* [Problem description]: Search the material for the string "plane" and copy each line where it occurs.

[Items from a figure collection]

* Begin *

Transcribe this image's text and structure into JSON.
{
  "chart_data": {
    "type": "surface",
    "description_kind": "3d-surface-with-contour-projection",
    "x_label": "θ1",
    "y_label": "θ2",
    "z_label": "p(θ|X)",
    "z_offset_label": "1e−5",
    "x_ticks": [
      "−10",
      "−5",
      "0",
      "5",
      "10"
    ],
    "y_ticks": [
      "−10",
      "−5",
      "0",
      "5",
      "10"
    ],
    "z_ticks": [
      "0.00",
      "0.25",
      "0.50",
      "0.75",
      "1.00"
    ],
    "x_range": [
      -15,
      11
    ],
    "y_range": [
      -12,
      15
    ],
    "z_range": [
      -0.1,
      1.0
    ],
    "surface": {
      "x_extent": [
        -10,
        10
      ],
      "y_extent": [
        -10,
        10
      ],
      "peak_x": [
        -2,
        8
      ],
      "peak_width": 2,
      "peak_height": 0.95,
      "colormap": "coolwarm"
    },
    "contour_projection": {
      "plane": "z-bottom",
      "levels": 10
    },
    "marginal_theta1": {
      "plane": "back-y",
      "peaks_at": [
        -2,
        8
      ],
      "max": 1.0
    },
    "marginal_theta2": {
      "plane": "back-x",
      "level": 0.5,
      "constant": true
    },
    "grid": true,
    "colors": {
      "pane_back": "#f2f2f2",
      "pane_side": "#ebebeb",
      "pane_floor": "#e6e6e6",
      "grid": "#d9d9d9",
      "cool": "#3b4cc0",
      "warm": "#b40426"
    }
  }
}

* End *

* [Finished task]:
      "plane": "z-bottom",
      "plane": "back-y",
      "plane": "back-x",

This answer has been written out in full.